Extracted data entries

>> START

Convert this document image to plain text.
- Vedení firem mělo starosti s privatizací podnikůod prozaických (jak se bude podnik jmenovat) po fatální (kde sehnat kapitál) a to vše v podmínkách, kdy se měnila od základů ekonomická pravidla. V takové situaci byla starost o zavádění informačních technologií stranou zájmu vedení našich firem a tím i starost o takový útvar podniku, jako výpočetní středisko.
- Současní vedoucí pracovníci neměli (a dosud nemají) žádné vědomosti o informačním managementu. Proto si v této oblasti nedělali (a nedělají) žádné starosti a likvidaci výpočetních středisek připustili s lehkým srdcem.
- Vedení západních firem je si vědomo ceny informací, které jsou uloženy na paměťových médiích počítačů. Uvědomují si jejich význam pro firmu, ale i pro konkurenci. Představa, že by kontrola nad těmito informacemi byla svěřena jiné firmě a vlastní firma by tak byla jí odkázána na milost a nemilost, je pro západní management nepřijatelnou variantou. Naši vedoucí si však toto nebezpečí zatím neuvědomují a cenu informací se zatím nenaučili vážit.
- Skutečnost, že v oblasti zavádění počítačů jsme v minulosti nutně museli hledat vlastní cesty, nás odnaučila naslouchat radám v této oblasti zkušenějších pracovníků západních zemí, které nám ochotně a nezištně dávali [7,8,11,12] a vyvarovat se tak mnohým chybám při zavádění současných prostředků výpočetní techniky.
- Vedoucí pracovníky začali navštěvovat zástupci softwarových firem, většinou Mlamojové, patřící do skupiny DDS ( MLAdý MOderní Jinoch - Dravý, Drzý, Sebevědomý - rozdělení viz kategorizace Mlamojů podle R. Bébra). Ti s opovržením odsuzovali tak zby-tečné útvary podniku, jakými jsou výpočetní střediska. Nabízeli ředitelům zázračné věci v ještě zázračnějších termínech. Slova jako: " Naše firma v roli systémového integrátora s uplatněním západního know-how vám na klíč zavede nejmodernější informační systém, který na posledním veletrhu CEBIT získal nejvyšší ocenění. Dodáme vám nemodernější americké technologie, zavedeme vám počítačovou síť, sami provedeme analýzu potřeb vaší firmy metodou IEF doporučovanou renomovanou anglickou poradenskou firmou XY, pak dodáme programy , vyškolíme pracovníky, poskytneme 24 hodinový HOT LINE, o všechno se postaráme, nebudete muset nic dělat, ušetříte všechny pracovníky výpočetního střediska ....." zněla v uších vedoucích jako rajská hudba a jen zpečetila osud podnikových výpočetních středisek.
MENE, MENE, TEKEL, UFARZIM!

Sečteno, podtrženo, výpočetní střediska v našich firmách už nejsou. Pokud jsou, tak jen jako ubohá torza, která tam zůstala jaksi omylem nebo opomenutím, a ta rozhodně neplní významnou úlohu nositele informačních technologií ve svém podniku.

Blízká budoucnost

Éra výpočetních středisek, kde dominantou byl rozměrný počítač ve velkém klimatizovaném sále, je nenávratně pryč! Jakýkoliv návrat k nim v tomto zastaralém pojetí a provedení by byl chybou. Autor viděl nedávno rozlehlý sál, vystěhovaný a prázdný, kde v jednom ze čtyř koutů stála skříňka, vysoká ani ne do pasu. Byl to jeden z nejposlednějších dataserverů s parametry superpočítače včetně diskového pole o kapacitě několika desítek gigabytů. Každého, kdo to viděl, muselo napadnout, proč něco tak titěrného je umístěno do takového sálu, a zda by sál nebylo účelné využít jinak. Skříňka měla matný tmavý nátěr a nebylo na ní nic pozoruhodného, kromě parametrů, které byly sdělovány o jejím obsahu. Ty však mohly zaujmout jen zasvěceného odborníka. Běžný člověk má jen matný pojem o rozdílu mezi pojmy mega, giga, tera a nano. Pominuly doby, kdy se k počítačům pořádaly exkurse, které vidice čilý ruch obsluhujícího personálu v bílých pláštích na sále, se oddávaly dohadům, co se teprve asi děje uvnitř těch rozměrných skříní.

>> END

> Directions for this task:
Write down every line of the data above that includes the string "zavádění".

> Answer for the task:
- Vedení firem mělo starosti s privatizací podnikůod prozaických (jak se bude podnik jmenovat) po fatální (kde sehnat kapitál) a to vše v podmínkách, kdy se měnila od základů ekonomická pravidla. V takové situaci byla starost o zavádění informačních technologií stranou zájmu vedení našich firem a tím i starost o takový útvar podniku, jako výpočetní středisko.
- Skutečnost, že v oblasti zavádění počítačů jsme v minulosti nutně museli hledat vlastní cesty, nás odnaučila naslouchat radám v této oblasti zkušenějších pracovníků západních zemí, které nám ochotně a nezištně dávali [7,8,11,12] a vyvarovat se tak mnohým chybám při zavádění současných prostředků výpočetní techniky.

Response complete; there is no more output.